→ Set exercise
Copy each line in the data that includes the word "Plate".

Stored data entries
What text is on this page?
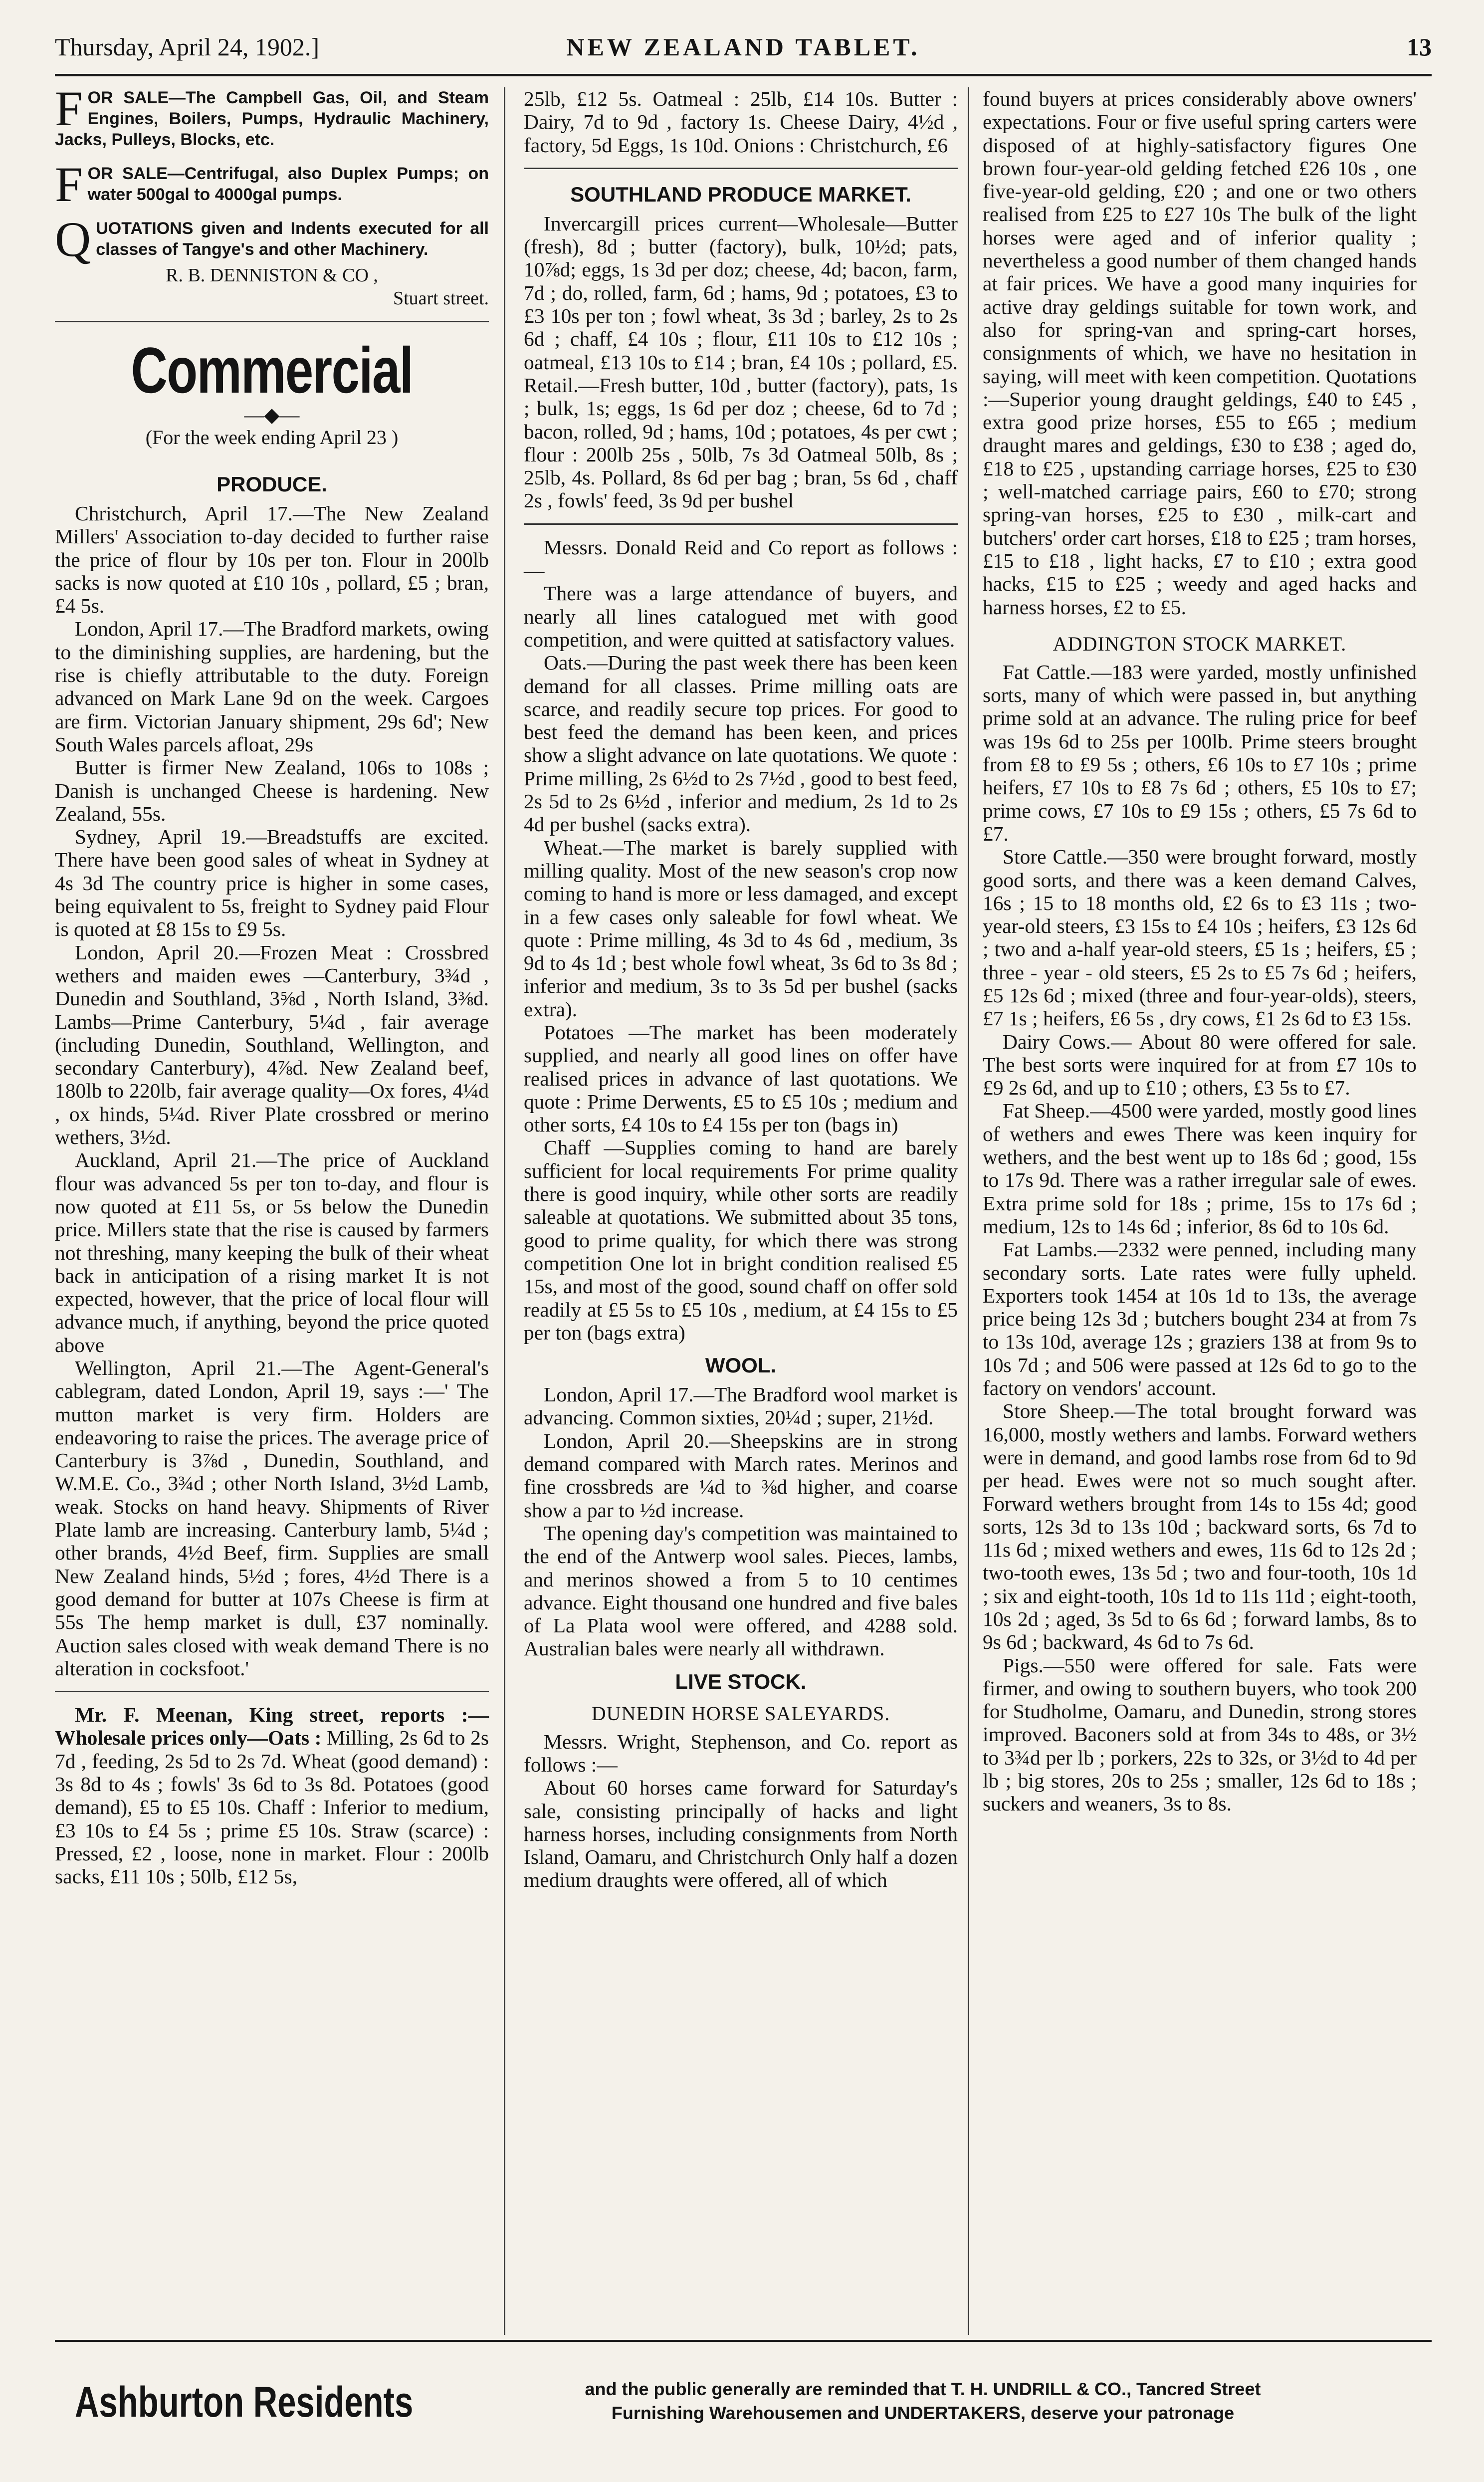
Thursday, April 24, 1902.]	NEW ZEALAND TABLET.	13
F OR SALE—The Campbell Gas, Oil, and Steam Engines, Boilers, Pumps, Hydraulic Machinery, Jacks, Pulleys, Blocks, etc.
F OR SALE—Centrifugal, also Duplex Pumps; on water 500gal to 4000gal pumps.
Q UOTATIONS given and Indents executed for all classes of Tangye's and other Machinery.

R. B. DENNISTON & CO ,

Stuart street.

Commercial

—◆—

(For the week ending April 23 )

PRODUCE.

Christchurch, April 17.—The New Zealand Millers' Association to-day decided to further raise the price of flour by 10s per ton. Flour in 200lb sacks is now quoted at £10 10s , pollard, £5 ; bran, £4 5s.

London, April 17.—The Bradford markets, owing to the diminishing supplies, are hardening, but the rise is chiefly attributable to the duty. Foreign advanced on Mark Lane 9d on the week. Cargoes are firm. Victorian January shipment, 29s 6d'; New South Wales parcels afloat, 29s

Butter is firmer New Zealand, 106s to 108s ; Danish is unchanged Cheese is hardening. New Zealand, 55s.

Sydney, April 19.—Breadstuffs are excited. There have been good sales of wheat in Sydney at 4s 3d The country price is higher in some cases, being equivalent to 5s, freight to Sydney paid Flour is quoted at £8 15s to £9 5s.

London, April 20.—Frozen Meat : Crossbred wethers and maiden ewes —Canterbury, 3¾d , Dunedin and Southland, 3⅝d , North Island, 3⅜d. Lambs—Prime Canterbury, 5¼d , fair average (including Dunedin, Southland, Wellington, and secondary Canterbury), 4⅞d. New Zealand beef, 180lb to 220lb, fair average quality—Ox fores, 4¼d , ox hinds, 5¼d. River Plate crossbred or merino wethers, 3½d.

Auckland, April 21.—The price of Auckland flour was advanced 5s per ton to-day, and flour is now quoted at £11 5s, or 5s below the Dunedin price. Millers state that the rise is caused by farmers not threshing, many keeping the bulk of their wheat back in anticipation of a rising market It is not expected, however, that the price of local flour will advance much, if anything, beyond the price quoted above

Wellington, April 21.—The Agent-General's cablegram, dated London, April 19, says :—' The mutton market is very firm. Holders are endeavoring to raise the prices. The average price of Canterbury is 3⅞d , Dunedin, Southland, and W.M.E. Co., 3¾d ; other North Island, 3½d Lamb, weak. Stocks on hand heavy. Shipments of River Plate lamb are increasing. Canterbury lamb, 5¼d ; other brands, 4½d Beef, firm. Supplies are small New Zealand hinds, 5½d ; fores, 4½d There is a good demand for butter at 107s Cheese is firm at 55s The hemp market is dull, £37 nominally. Auction sales closed with weak demand There is no alteration in cocksfoot.'

Mr. F. Meenan, King street, reports :—Wholesale prices only—Oats : Milling, 2s 6d to 2s 7d , feeding, 2s 5d to 2s 7d. Wheat (good demand) : 3s 8d to 4s ; fowls' 3s 6d to 3s 8d. Potatoes (good demand), £5 to £5 10s. Chaff : Inferior to medium, £3 10s to £4 5s ; prime £5 10s. Straw (scarce) : Pressed, £2 , loose, none in market. Flour : 200lb sacks, £11 10s ; 50lb, £12 5s,

25lb, £12 5s. Oatmeal : 25lb, £14 10s. Butter : Dairy, 7d to 9d , factory 1s. Cheese Dairy, 4½d , factory, 5d Eggs, 1s 10d. Onions : Christchurch, £6

SOUTHLAND PRODUCE MARKET.

Invercargill prices current—Wholesale—Butter (fresh), 8d ; butter (factory), bulk, 10½d; pats, 10⅞d; eggs, 1s 3d per doz; cheese, 4d; bacon, farm, 7d ; do, rolled, farm, 6d ; hams, 9d ; potatoes, £3 to £3 10s per ton ; fowl wheat, 3s 3d ; barley, 2s to 2s 6d ; chaff, £4 10s ; flour, £11 10s to £12 10s ; oatmeal, £13 10s to £14 ; bran, £4 10s ; pollard, £5. Retail.—Fresh butter, 10d , butter (factory), pats, 1s ; bulk, 1s; eggs, 1s 6d per doz ; cheese, 6d to 7d ; bacon, rolled, 9d ; hams, 10d ; potatoes, 4s per cwt ; flour : 200lb 25s , 50lb, 7s 3d Oatmeal 50lb, 8s ; 25lb, 4s. Pollard, 8s 6d per bag ; bran, 5s 6d , chaff 2s , fowls' feed, 3s 9d per bushel

Messrs. Donald Reid and Co report as follows :—

There was a large attendance of buyers, and nearly all lines catalogued met with good competition, and were quitted at satisfactory values.

Oats.—During the past week there has been keen demand for all classes. Prime milling oats are scarce, and readily secure top prices. For good to best feed the demand has been keen, and prices show a slight advance on late quotations. We quote : Prime milling, 2s 6½d to 2s 7½d , good to best feed, 2s 5d to 2s 6½d , inferior and medium, 2s 1d to 2s 4d per bushel (sacks extra).

Wheat.—The market is barely supplied with milling quality. Most of the new season's crop now coming to hand is more or less damaged, and except in a few cases only saleable for fowl wheat. We quote : Prime milling, 4s 3d to 4s 6d , medium, 3s 9d to 4s 1d ; best whole fowl wheat, 3s 6d to 3s 8d ; inferior and medium, 3s to 3s 5d per bushel (sacks extra).

Potatoes —The market has been moderately supplied, and nearly all good lines on offer have realised prices in advance of last quotations. We quote : Prime Derwents, £5 to £5 10s ; medium and other sorts, £4 10s to £4 15s per ton (bags in)

Chaff —Supplies coming to hand are barely sufficient for local requirements For prime quality there is good inquiry, while other sorts are readily saleable at quotations. We submitted about 35 tons, good to prime quality, for which there was strong competition One lot in bright condition realised £5 15s, and most of the good, sound chaff on offer sold readily at £5 5s to £5 10s , medium, at £4 15s to £5 per ton (bags extra)

WOOL.

London, April 17.—The Bradford wool market is advancing. Common sixties, 20¼d ; super, 21½d.

London, April 20.—Sheepskins are in strong demand compared with March rates. Merinos and fine crossbreds are ¼d to ⅜d higher, and coarse show a par to ½d increase.

The opening day's competition was maintained to the end of the Antwerp wool sales. Pieces, lambs, and merinos showed a from 5 to 10 centimes advance. Eight thousand one hundred and five bales of La Plata wool were offered, and 4288 sold. Australian bales were nearly all withdrawn.

LIVE STOCK.

DUNEDIN HORSE SALEYARDS.

Messrs. Wright, Stephenson, and Co. report as follows :—

About 60 horses came forward for Saturday's sale, consisting principally of hacks and light harness horses, including consignments from North Island, Oamaru, and Christchurch Only half a dozen medium draughts were offered, all of which

found buyers at prices considerably above owners' expectations. Four or five useful spring carters were disposed of at highly-satisfactory figures One brown four-year-old gelding fetched £26 10s , one five-year-old gelding, £20 ; and one or two others realised from £25 to £27 10s The bulk of the light horses were aged and of inferior quality ; nevertheless a good number of them changed hands at fair prices. We have a good many inquiries for active dray geldings suitable for town work, and also for spring-van and spring-cart horses, consignments of which, we have no hesitation in saying, will meet with keen competition. Quotations :—Superior young draught geldings, £40 to £45 , extra good prize horses, £55 to £65 ; medium draught mares and geldings, £30 to £38 ; aged do, £18 to £25 , upstanding carriage horses, £25 to £30 ; well-matched carriage pairs, £60 to £70; strong spring-van horses, £25 to £30 , milk-cart and butchers' order cart horses, £18 to £25 ; tram horses, £15 to £18 , light hacks, £7 to £10 ; extra good hacks, £15 to £25 ; weedy and aged hacks and harness horses, £2 to £5.

ADDINGTON STOCK MARKET.

Fat Cattle.—183 were yarded, mostly unfinished sorts, many of which were passed in, but anything prime sold at an advance. The ruling price for beef was 19s 6d to 25s per 100lb. Prime steers brought from £8 to £9 5s ; others, £6 10s to £7 10s ; prime heifers, £7 10s to £8 7s 6d ; others, £5 10s to £7; prime cows, £7 10s to £9 15s ; others, £5 7s 6d to £7.

Store Cattle.—350 were brought forward, mostly good sorts, and there was a keen demand Calves, 16s ; 15 to 18 months old, £2 6s to £3 11s ; two-year-old steers, £3 15s to £4 10s ; heifers, £3 12s 6d ; two and a-half year-old steers, £5 1s ; heifers, £5 ; three - year - old steers, £5 2s to £5 7s 6d ; heifers, £5 12s 6d ; mixed (three and four-year-olds), steers, £7 1s ; heifers, £6 5s , dry cows, £1 2s 6d to £3 15s.

Dairy Cows.— About 80 were offered for sale. The best sorts were inquired for at from £7 10s to £9 2s 6d, and up to £10 ; others, £3 5s to £7.

Fat Sheep.—4500 were yarded, mostly good lines of wethers and ewes There was keen inquiry for wethers, and the best went up to 18s 6d ; good, 15s to 17s 9d. There was a rather irregular sale of ewes. Extra prime sold for 18s ; prime, 15s to 17s 6d ; medium, 12s to 14s 6d ; inferior, 8s 6d to 10s 6d.

Fat Lambs.—2332 were penned, including many secondary sorts. Late rates were fully upheld. Exporters took 1454 at 10s 1d to 13s, the average price being 12s 3d ; butchers bought 234 at from 7s to 13s 10d, average 12s ; graziers 138 at from 9s to 10s 7d ; and 506 were passed at 12s 6d to go to the factory on vendors' account.

Store Sheep.—The total brought forward was 16,000, mostly wethers and lambs. Forward wethers were in demand, and good lambs rose from 6d to 9d per head. Ewes were not so much sought after. Forward wethers brought from 14s to 15s 4d; good sorts, 12s 3d to 13s 10d ; backward sorts, 6s 7d to 11s 6d ; mixed wethers and ewes, 11s 6d to 12s 2d ; two-tooth ewes, 13s 5d ; two and four-tooth, 10s 1d ; six and eight-tooth, 10s 1d to 11s 11d ; eight-tooth, 10s 2d ; aged, 3s 5d to 6s 6d ; forward lambs, 8s to 9s 6d ; backward, 4s 6d to 7s 6d.

Pigs.—550 were offered for sale. Fats were firmer, and owing to southern buyers, who took 200 for Studholme, Oamaru, and Dunedin, strong stores improved. Baconers sold at from 34s to 48s, or 3½ to 3¾d per lb ; porkers, 22s to 32s, or 3½d to 4d per lb ; big stores, 20s to 25s ; smaller, 12s 6d to 18s ; suckers and weaners, 3s to 8s.

Ashburton Residents	and the public generally are reminded that T. H. UNDRILL & CO., Tancred Street
Furnishing Warehousemen and UNDERTAKERS, deserve your patronage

→ Reply
London, April 20.—Frozen Meat : Crossbred wethers and maiden ewes —Canterbury, 3¾d , Dunedin and Southland, 3⅝d , North Island, 3⅜d. Lambs—Prime Canterbury, 5¼d , fair average (including Dunedin, Southland, Wellington, and secondary Canterbury), 4⅞d. New Zealand beef, 180lb to 220lb, fair average quality—Ox fores, 4¼d , ox hinds, 5¼d. River Plate crossbred or merino wethers, 3½d.
Wellington, April 21.—The Agent-General's cablegram, dated London, April 19, says :—' The mutton market is very firm. Holders are endeavoring to raise the prices. The average price of Canterbury is 3⅞d , Dunedin, Southland, and W.M.E. Co., 3¾d ; other North Island, 3½d Lamb, weak. Stocks on hand heavy. Shipments of River Plate lamb are increasing. Canterbury lamb, 5¼d ; other brands, 4½d Beef, firm. Supplies are small New Zealand hinds, 5½d ; fores, 4½d There is a good demand for butter at 107s Cheese is firm at 55s The hemp market is dull, £37 nominally. Auction sales closed with weak demand There is no alteration in cocksfoot.'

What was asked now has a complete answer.